[Work to be completed] Omit every picture while repeating the entries exactly.

(Extracted records)

▼▼▼

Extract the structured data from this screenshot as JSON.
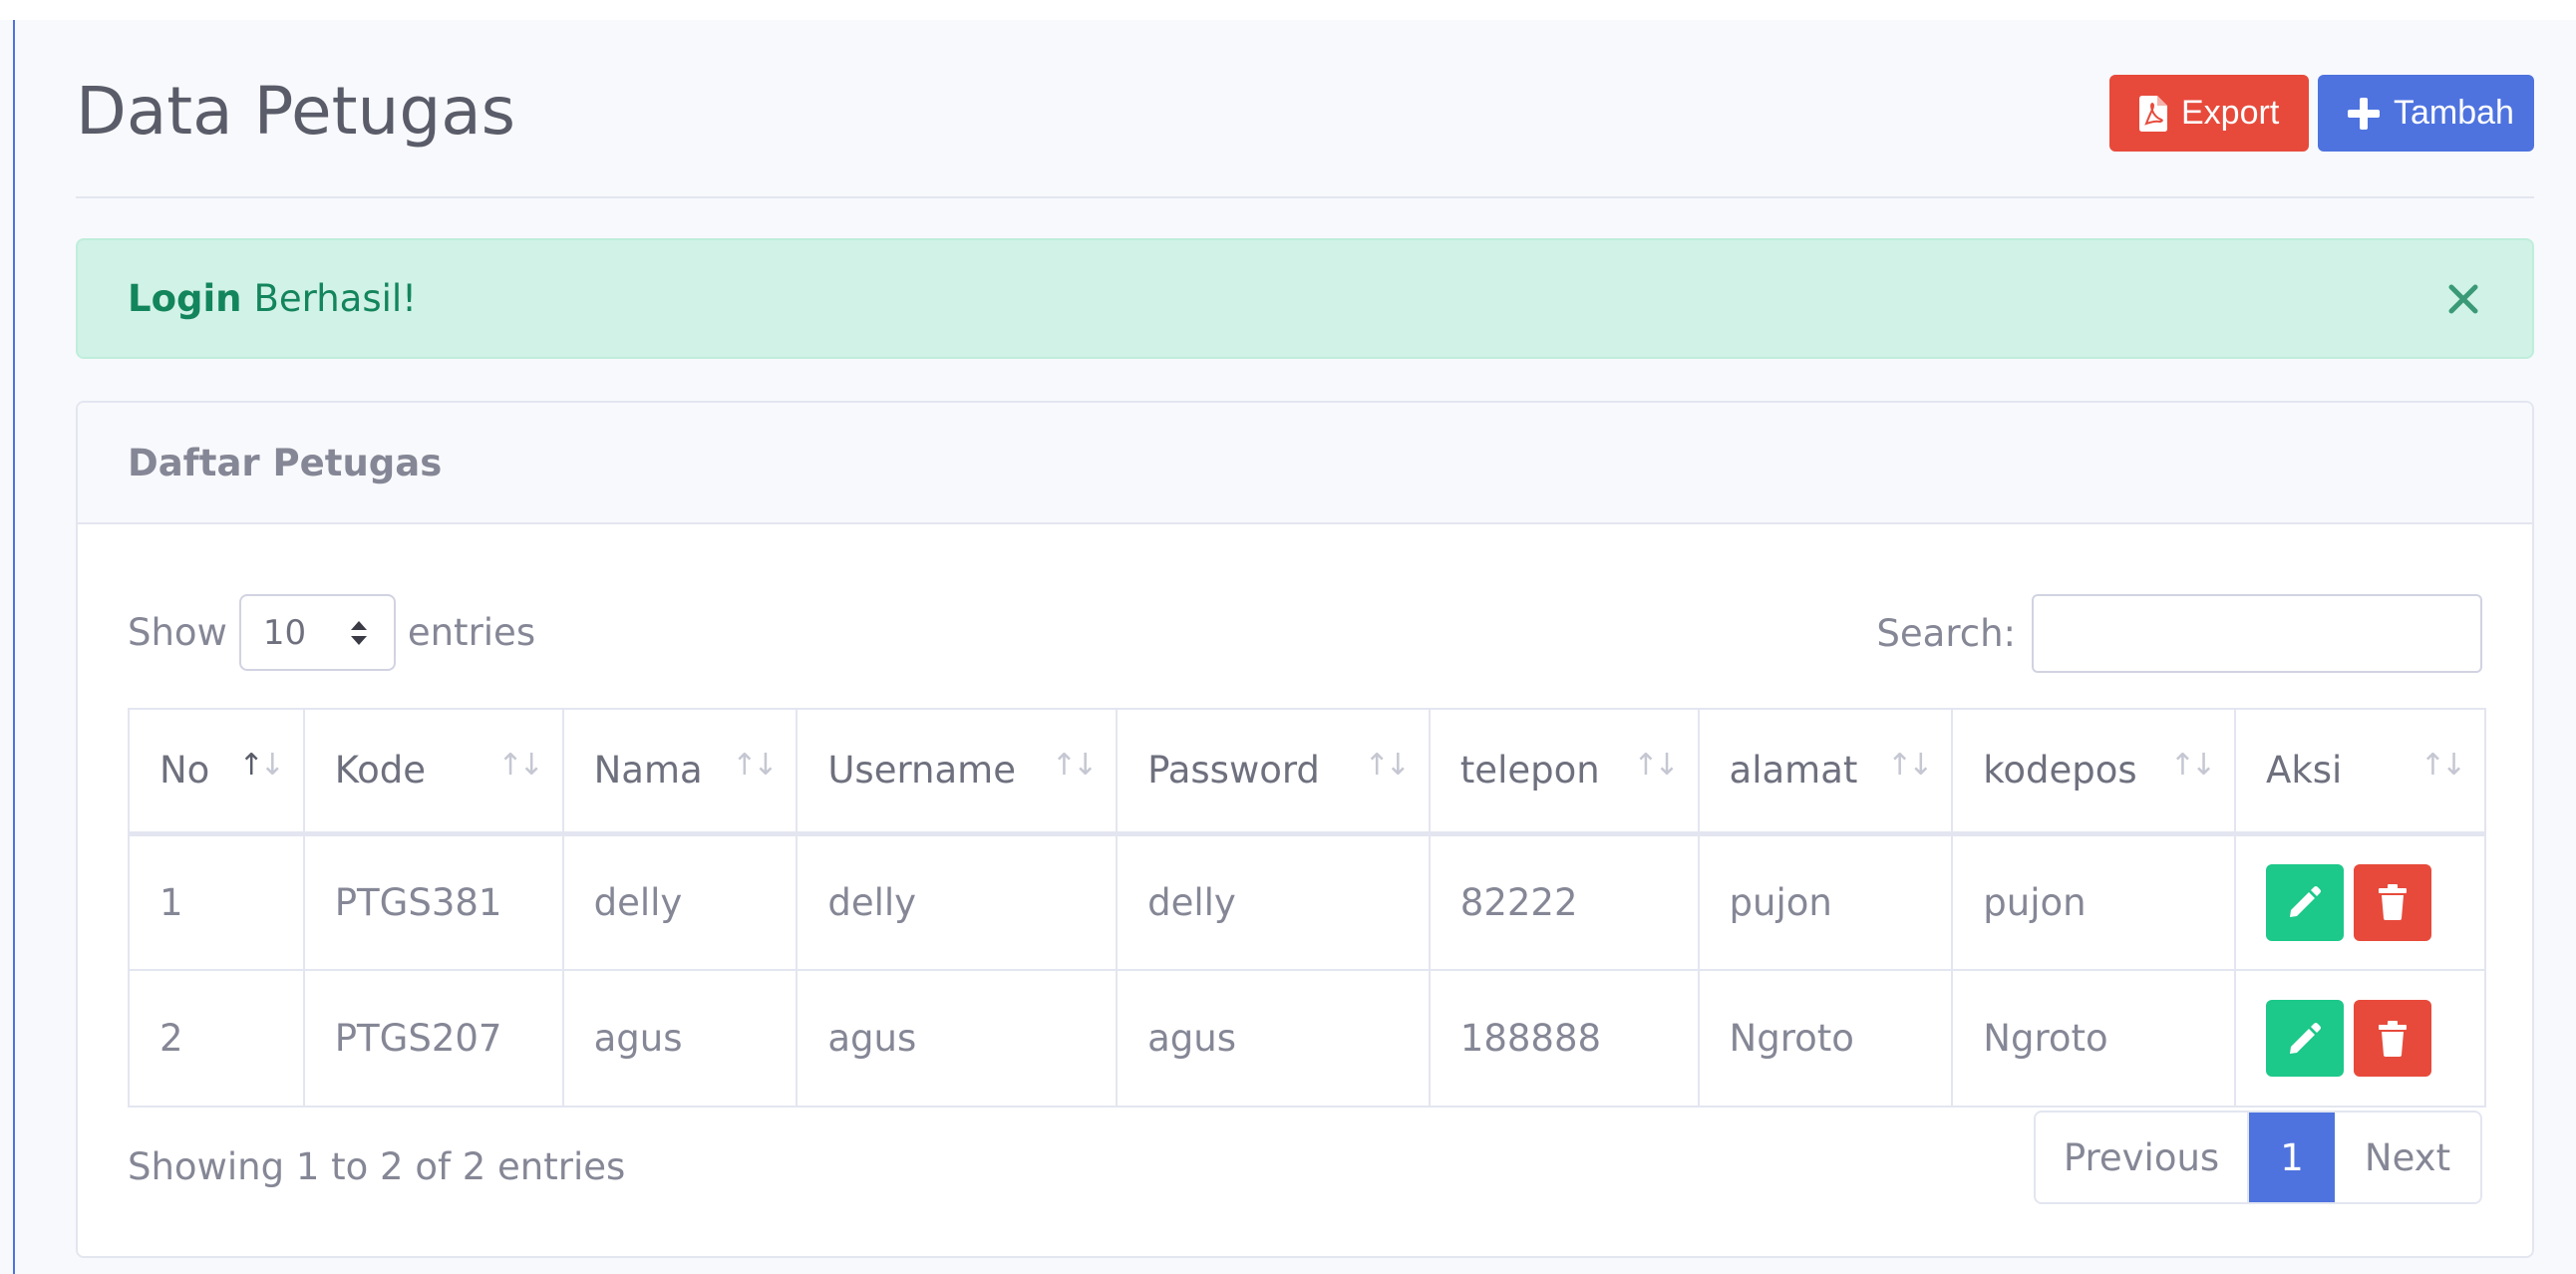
{
  "header": {
    "title": "Data Petugas",
    "export_label": "Export",
    "tambah_label": "Tambah"
  },
  "alert": {
    "strong": "Login",
    "message": "Berhasil!"
  },
  "card": {
    "title": "Daftar Petugas"
  },
  "controls": {
    "show_label": "Show",
    "entries_value": "10",
    "entries_label": "entries",
    "search_label": "Search:",
    "search_value": ""
  },
  "table": {
    "columns": [
      "No",
      "Kode",
      "Nama",
      "Username",
      "Password",
      "telepon",
      "alamat",
      "kodepos",
      "Aksi"
    ],
    "rows": [
      [
        "1",
        "PTGS381",
        "delly",
        "delly",
        "delly",
        "82222",
        "pujon",
        "pujon"
      ],
      [
        "2",
        "PTGS207",
        "agus",
        "agus",
        "agus",
        "188888",
        "Ngroto",
        "Ngroto"
      ]
    ]
  },
  "footer": {
    "info": "Showing 1 to 2 of 2 entries",
    "previous": "Previous",
    "page": "1",
    "next": "Next"
  },
  "icons": {
    "export": "file-pdf-icon",
    "tambah": "plus-icon",
    "close": "close-icon",
    "sort": "sort-icon",
    "edit": "pencil-icon",
    "delete": "trash-icon",
    "select": "select-arrows-icon"
  },
  "colors": {
    "primary": "#4e73df",
    "danger": "#e74a3b",
    "success": "#1cc88a",
    "alert_bg": "#d1f2e7",
    "alert_text": "#13855c"
  }
}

▲▲▲

[Solution]
Extract the structured data from this screenshot as JSON.
{
  "header": {
    "title": "Data Petugas",
    "export_label": "Export",
    "tambah_label": "Tambah"
  },
  "alert": {
    "strong": "Login",
    "message": "Berhasil!"
  },
  "card": {
    "title": "Daftar Petugas"
  },
  "controls": {
    "show_label": "Show",
    "entries_value": "10",
    "entries_label": "entries",
    "search_label": "Search:",
    "search_value": ""
  },
  "table": {
    "columns": [
      "No",
      "Kode",
      "Nama",
      "Username",
      "Password",
      "telepon",
      "alamat",
      "kodepos",
      "Aksi"
    ],
    "rows": [
      [
        "1",
        "PTGS381",
        "delly",
        "delly",
        "delly",
        "82222",
        "pujon",
        "pujon"
      ],
      [
        "2",
        "PTGS207",
        "agus",
        "agus",
        "agus",
        "188888",
        "Ngroto",
        "Ngroto"
      ]
    ]
  },
  "footer": {
    "info": "Showing 1 to 2 of 2 entries",
    "previous": "Previous",
    "page": "1",
    "next": "Next"
  },
  "icons": {
    "export": "file-pdf-icon",
    "tambah": "plus-icon",
    "close": "close-icon",
    "sort": "sort-icon",
    "edit": "pencil-icon",
    "delete": "trash-icon",
    "select": "select-arrows-icon"
  },
  "colors": {
    "primary": "#4e73df",
    "danger": "#e74a3b",
    "success": "#1cc88a",
    "alert_bg": "#d1f2e7",
    "alert_text": "#13855c"
  }
}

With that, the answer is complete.